Exercise task: Exactly the lines from the line containing "Give me a plain-text" through the final line of the entries below must be returned, and only those, without pictures.

Collected data:
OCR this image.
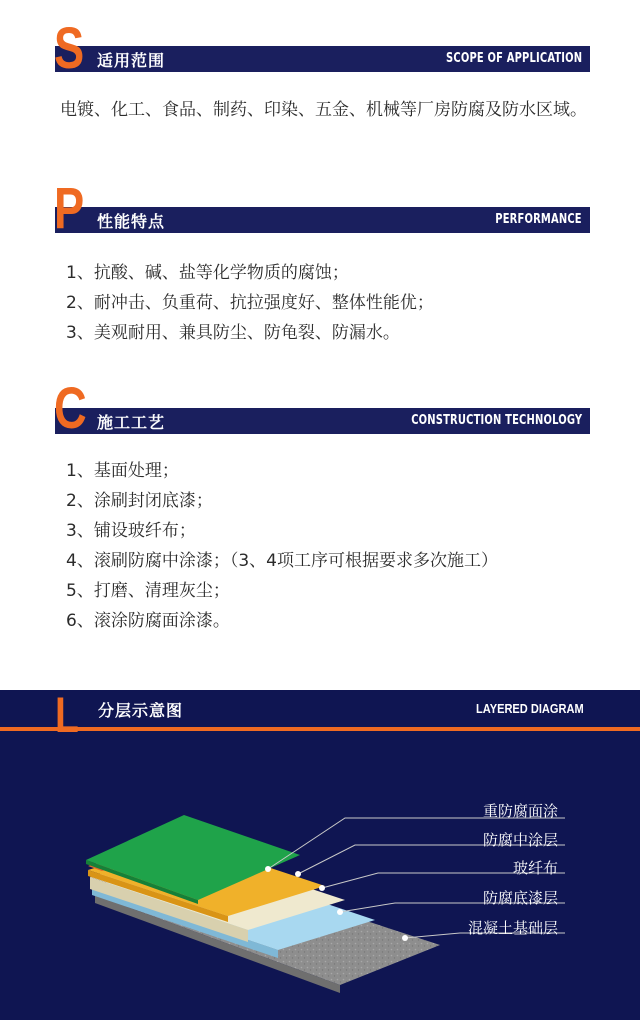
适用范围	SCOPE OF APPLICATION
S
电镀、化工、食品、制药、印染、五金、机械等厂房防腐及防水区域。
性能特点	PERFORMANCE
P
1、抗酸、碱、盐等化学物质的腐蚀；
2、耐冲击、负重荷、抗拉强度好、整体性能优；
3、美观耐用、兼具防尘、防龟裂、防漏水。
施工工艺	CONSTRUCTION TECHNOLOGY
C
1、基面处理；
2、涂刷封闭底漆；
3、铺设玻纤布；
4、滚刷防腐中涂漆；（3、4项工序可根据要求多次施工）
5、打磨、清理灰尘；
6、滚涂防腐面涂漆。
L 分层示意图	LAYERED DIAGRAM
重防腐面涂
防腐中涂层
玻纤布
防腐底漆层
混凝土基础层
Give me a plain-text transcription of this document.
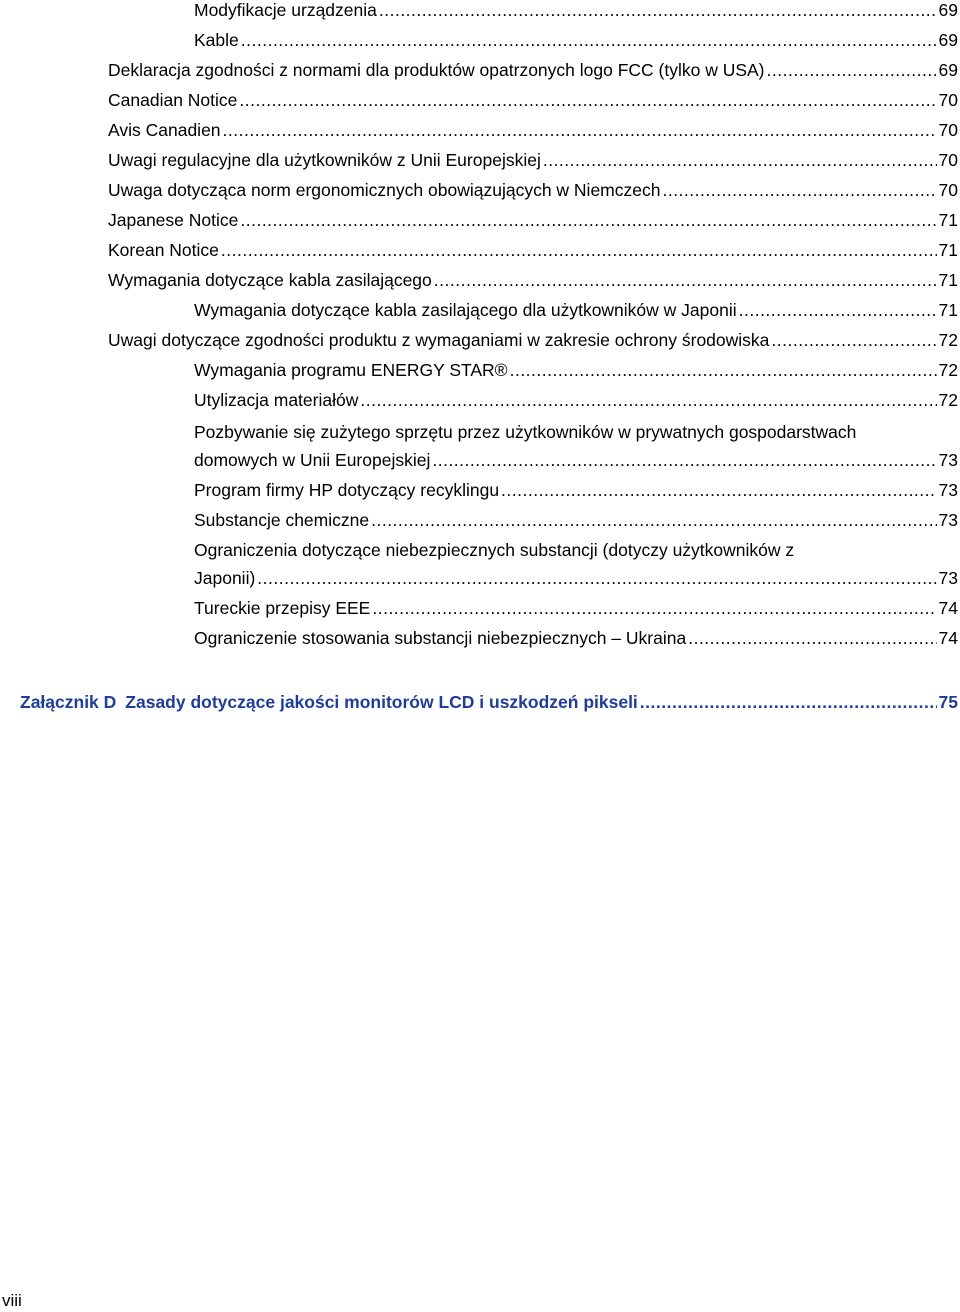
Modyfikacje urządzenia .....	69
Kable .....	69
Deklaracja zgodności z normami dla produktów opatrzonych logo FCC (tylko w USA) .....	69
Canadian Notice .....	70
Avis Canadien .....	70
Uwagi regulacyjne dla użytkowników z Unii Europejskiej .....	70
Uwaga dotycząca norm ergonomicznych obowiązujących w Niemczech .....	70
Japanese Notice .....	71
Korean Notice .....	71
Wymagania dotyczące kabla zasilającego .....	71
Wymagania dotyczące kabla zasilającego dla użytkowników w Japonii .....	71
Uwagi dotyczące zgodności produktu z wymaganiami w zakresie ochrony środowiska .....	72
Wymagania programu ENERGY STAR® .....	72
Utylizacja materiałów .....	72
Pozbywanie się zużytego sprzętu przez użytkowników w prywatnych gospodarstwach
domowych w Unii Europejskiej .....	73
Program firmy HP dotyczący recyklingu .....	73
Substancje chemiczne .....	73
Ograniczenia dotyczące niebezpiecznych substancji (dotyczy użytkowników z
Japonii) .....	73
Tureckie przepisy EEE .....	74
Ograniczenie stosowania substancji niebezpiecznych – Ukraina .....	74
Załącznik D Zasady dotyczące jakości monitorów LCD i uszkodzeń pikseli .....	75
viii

Worked solution:
Give me a plain-text transcription of this document.
Modyfikacje urządzenia .....	69
Kable .....	69
Deklaracja zgodności z normami dla produktów opatrzonych logo FCC (tylko w USA) .....	69
Canadian Notice .....	70
Avis Canadien .....	70
Uwagi regulacyjne dla użytkowników z Unii Europejskiej .....	70
Uwaga dotycząca norm ergonomicznych obowiązujących w Niemczech .....	70
Japanese Notice .....	71
Korean Notice .....	71
Wymagania dotyczące kabla zasilającego .....	71
Wymagania dotyczące kabla zasilającego dla użytkowników w Japonii .....	71
Uwagi dotyczące zgodności produktu z wymaganiami w zakresie ochrony środowiska .....	72
Wymagania programu ENERGY STAR® .....	72
Utylizacja materiałów .....	72
Pozbywanie się zużytego sprzętu przez użytkowników w prywatnych gospodarstwach
domowych w Unii Europejskiej .....	73
Program firmy HP dotyczący recyklingu .....	73
Substancje chemiczne .....	73
Ograniczenia dotyczące niebezpiecznych substancji (dotyczy użytkowników z
Japonii) .....	73
Tureckie przepisy EEE .....	74
Ograniczenie stosowania substancji niebezpiecznych – Ukraina .....	74
Załącznik D Zasady dotyczące jakości monitorów LCD i uszkodzeń pikseli .....	75
viii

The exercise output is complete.